** Activity **
In the following material, identify every line holding the string "vésicale" and return it.

** Exercise data **
Segment Open

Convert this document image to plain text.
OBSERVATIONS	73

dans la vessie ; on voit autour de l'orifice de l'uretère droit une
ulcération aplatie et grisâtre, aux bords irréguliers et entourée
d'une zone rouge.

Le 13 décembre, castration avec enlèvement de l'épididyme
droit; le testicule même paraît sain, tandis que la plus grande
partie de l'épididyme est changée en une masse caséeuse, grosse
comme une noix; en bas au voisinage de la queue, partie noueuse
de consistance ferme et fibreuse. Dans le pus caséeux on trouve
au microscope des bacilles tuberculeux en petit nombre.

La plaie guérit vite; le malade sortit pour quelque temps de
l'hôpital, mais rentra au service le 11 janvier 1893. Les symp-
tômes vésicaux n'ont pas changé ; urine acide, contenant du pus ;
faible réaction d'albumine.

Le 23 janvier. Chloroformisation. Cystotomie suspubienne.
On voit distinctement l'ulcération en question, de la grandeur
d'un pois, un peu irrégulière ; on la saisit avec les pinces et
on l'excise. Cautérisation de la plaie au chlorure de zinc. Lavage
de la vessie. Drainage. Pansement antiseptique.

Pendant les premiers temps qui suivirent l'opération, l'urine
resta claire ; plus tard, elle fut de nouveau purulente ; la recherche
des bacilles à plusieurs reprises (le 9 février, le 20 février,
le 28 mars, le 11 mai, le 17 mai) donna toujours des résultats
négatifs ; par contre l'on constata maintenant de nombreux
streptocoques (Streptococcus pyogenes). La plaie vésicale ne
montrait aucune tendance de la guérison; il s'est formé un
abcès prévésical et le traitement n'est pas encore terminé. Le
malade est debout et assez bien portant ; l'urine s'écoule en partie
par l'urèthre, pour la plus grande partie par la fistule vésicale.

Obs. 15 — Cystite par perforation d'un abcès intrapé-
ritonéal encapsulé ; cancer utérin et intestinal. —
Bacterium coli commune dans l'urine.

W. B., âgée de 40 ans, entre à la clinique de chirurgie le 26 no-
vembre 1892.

Segment Closed
Segment Open

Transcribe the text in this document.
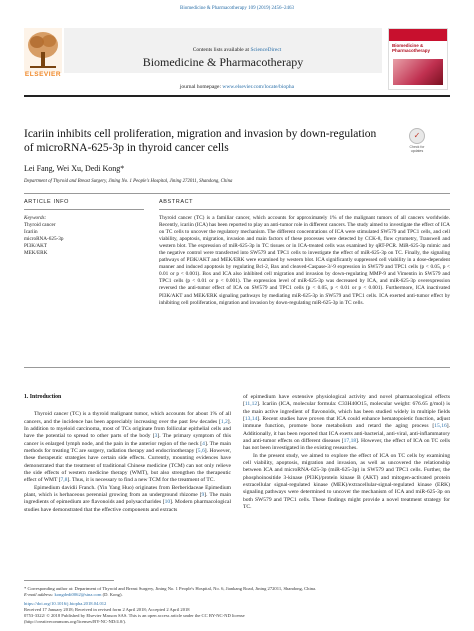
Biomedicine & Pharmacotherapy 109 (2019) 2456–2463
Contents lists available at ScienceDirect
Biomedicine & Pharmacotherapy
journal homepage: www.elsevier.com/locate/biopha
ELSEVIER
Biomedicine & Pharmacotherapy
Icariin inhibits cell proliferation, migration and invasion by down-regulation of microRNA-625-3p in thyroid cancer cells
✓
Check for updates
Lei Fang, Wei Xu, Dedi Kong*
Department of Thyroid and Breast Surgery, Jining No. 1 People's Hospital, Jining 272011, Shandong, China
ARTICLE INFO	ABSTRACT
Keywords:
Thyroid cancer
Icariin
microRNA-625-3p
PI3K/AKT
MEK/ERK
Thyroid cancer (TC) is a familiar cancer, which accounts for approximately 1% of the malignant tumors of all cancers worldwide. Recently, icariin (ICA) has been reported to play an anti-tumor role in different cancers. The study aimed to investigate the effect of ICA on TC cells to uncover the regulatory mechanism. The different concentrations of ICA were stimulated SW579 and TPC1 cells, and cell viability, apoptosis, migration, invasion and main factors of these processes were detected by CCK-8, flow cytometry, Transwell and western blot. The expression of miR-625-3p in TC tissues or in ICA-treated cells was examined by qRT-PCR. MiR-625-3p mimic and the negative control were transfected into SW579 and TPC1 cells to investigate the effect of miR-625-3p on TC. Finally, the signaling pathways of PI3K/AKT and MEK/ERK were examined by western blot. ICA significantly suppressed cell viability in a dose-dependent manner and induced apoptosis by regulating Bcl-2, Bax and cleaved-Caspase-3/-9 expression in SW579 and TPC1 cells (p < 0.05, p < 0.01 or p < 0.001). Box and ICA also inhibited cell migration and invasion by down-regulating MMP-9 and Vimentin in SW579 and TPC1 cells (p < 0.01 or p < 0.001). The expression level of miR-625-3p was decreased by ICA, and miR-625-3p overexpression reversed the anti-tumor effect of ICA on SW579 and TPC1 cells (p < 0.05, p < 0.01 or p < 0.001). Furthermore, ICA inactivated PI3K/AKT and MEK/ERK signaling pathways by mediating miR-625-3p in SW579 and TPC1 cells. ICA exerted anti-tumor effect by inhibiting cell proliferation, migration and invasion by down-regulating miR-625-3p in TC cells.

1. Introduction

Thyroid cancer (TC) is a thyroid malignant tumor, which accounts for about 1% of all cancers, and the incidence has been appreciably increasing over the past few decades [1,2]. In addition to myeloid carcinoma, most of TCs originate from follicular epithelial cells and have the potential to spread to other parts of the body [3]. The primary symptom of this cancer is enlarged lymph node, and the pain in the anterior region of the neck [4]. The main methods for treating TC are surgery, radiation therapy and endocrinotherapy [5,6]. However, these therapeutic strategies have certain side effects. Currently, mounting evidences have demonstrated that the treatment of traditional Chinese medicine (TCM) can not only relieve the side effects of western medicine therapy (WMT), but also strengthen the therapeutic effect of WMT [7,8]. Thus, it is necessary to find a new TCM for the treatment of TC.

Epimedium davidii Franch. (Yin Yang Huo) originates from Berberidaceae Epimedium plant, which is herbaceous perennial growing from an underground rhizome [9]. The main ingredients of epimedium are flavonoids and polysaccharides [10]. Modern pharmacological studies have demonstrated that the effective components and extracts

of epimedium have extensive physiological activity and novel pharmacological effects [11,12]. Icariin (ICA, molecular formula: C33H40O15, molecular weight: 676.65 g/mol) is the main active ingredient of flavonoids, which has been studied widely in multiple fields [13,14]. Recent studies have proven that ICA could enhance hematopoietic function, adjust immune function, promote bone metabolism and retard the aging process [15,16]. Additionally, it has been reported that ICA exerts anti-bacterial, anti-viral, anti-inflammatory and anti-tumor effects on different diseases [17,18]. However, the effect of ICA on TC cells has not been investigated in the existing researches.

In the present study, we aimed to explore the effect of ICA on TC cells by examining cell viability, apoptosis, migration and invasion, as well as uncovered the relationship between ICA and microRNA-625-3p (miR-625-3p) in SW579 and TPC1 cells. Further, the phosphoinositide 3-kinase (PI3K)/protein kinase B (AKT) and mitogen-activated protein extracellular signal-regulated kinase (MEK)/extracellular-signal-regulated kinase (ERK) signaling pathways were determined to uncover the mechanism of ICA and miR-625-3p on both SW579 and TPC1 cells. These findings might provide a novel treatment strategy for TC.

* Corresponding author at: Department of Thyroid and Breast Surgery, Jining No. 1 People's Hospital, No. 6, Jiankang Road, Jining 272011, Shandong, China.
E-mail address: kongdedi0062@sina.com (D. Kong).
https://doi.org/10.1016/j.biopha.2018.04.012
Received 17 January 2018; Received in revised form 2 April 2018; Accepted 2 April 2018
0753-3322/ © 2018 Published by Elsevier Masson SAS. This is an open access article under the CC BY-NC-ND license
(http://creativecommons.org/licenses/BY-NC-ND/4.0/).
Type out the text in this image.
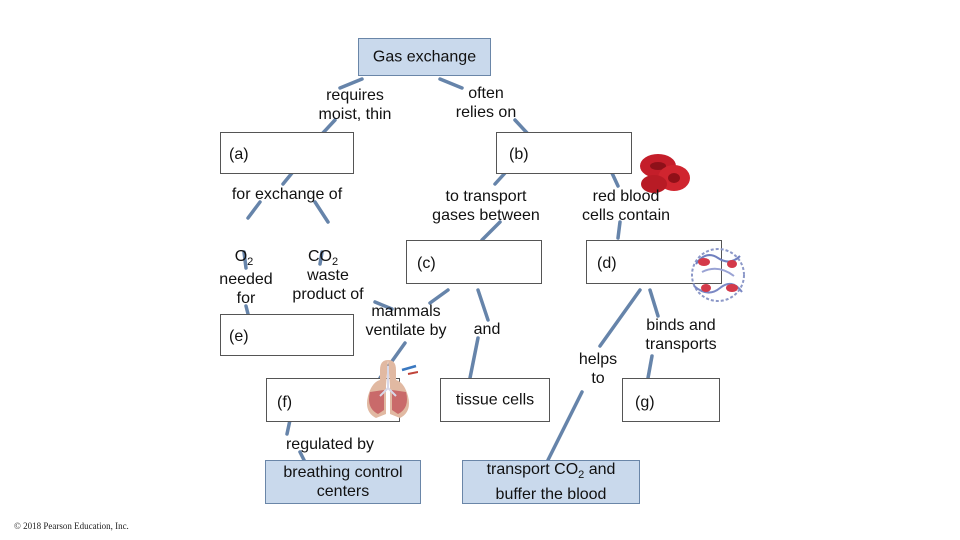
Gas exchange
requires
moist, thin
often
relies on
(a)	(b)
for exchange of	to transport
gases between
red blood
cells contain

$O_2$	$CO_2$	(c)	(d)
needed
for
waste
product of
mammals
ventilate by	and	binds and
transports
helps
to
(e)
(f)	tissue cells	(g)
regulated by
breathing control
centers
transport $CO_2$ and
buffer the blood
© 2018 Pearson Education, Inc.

Segment Closed
Segment Open

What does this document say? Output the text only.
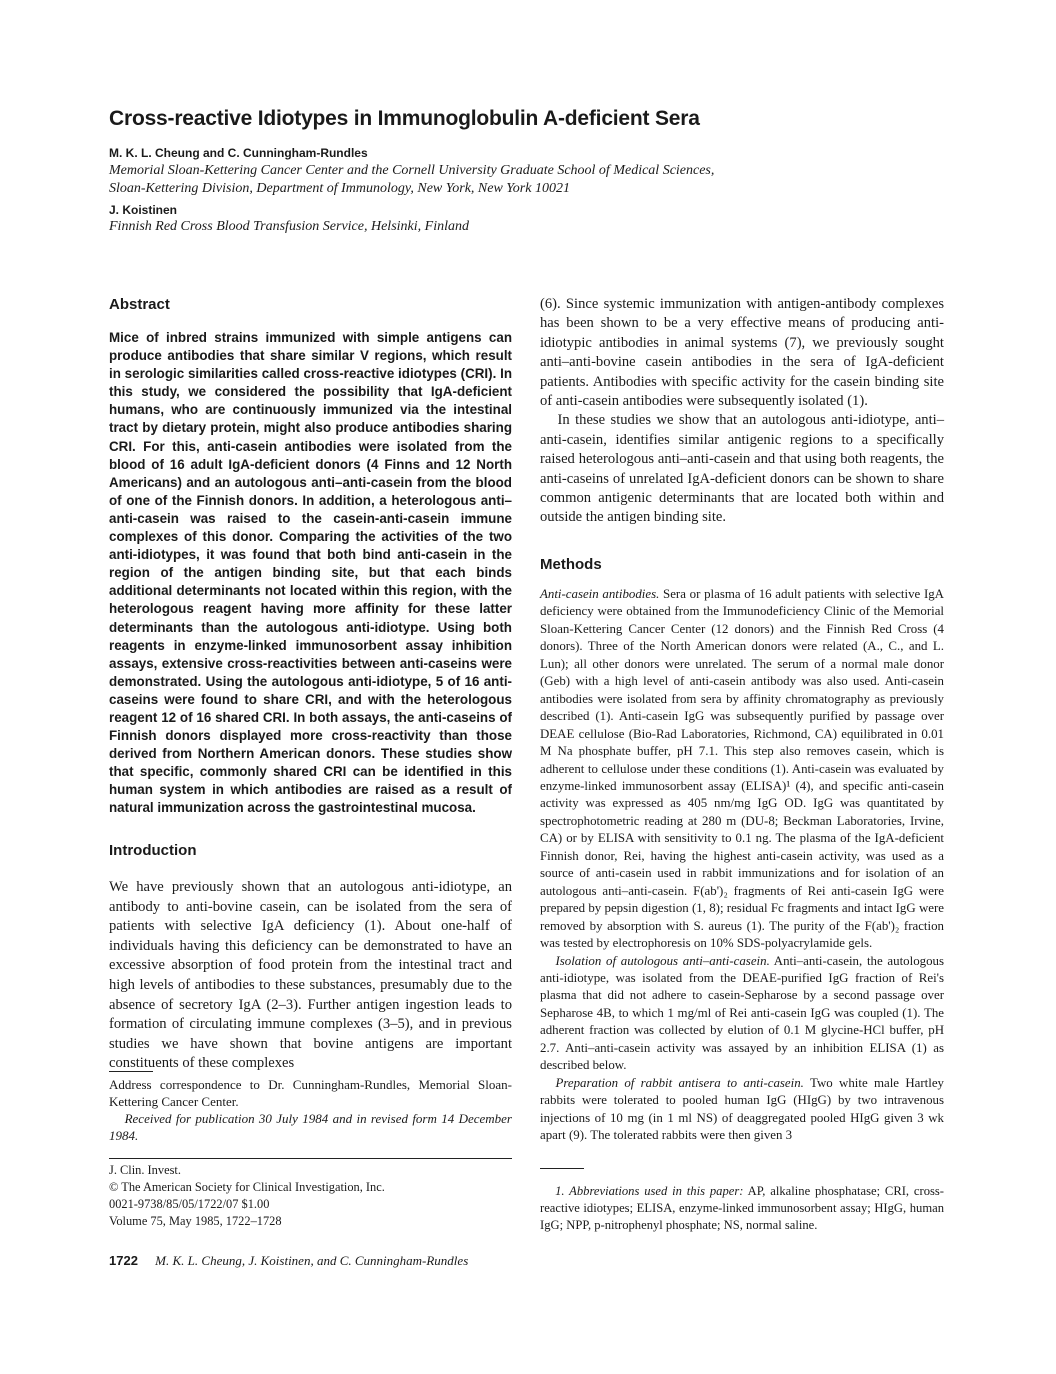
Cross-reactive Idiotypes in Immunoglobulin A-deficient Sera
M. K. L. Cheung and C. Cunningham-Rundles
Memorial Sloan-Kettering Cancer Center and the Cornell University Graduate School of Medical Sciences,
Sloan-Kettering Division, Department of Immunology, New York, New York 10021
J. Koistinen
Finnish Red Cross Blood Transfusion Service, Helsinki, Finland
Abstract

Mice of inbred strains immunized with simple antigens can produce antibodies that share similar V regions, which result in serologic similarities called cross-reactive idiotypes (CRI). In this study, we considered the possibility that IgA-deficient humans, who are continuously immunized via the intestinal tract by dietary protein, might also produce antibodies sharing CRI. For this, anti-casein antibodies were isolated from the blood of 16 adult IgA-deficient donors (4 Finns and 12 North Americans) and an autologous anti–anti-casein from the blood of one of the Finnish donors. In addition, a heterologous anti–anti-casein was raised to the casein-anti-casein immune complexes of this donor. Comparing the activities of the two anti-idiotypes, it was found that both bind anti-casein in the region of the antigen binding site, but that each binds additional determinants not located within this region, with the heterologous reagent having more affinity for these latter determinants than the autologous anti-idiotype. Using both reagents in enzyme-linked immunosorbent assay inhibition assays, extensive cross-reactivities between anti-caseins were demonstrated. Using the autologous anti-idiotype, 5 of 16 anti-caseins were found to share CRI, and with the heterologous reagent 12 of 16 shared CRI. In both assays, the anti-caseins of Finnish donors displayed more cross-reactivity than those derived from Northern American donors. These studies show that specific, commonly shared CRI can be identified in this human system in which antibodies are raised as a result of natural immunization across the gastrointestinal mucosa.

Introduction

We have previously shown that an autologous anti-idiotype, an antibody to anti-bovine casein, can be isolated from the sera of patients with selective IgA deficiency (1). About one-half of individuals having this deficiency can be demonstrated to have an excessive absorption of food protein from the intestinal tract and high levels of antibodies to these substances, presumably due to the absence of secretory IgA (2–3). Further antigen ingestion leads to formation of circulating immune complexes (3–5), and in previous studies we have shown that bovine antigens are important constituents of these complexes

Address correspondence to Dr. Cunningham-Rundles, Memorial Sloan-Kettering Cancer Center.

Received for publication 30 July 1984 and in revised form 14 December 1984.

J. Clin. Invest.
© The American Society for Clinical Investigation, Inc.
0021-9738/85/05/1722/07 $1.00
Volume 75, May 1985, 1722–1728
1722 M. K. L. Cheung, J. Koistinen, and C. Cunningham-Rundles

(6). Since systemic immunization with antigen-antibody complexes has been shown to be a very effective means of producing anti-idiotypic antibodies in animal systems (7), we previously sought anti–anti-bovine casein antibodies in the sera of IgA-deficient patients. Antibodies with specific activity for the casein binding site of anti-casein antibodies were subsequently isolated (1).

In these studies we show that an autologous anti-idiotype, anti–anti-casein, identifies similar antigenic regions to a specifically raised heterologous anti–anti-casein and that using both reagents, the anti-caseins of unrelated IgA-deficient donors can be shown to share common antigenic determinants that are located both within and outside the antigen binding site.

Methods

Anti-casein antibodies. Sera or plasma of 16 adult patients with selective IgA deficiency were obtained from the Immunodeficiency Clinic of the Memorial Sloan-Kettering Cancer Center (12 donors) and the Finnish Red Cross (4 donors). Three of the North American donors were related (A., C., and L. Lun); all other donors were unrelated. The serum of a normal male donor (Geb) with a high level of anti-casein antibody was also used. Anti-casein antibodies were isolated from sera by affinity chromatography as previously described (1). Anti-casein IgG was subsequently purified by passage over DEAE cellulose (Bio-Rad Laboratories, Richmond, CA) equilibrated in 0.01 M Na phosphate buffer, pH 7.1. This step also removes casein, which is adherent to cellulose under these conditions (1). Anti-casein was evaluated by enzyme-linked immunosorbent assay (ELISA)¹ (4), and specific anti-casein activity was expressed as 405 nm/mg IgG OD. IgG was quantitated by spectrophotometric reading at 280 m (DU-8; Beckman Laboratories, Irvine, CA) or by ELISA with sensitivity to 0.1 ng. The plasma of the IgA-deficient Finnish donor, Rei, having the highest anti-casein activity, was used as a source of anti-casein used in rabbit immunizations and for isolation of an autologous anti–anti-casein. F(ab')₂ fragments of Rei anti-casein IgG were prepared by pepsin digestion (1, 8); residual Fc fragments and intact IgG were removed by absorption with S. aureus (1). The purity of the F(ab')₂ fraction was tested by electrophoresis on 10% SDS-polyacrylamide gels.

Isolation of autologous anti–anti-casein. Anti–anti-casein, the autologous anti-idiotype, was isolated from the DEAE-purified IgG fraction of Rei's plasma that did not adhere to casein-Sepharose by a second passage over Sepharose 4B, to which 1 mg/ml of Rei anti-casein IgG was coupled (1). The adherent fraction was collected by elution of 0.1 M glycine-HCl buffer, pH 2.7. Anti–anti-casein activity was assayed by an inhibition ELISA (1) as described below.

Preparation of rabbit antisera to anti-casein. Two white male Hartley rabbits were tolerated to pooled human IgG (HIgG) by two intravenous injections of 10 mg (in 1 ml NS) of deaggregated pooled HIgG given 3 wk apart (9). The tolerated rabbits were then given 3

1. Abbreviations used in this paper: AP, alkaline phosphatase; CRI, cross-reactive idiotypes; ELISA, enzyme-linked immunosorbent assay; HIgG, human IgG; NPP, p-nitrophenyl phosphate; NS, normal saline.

Segment Closed

** Response box **
streptocoques (Streptococcus pyogenes). La plaie vésicale ne
par l'urèthre, pour la plus grande partie par la fistule vésicale.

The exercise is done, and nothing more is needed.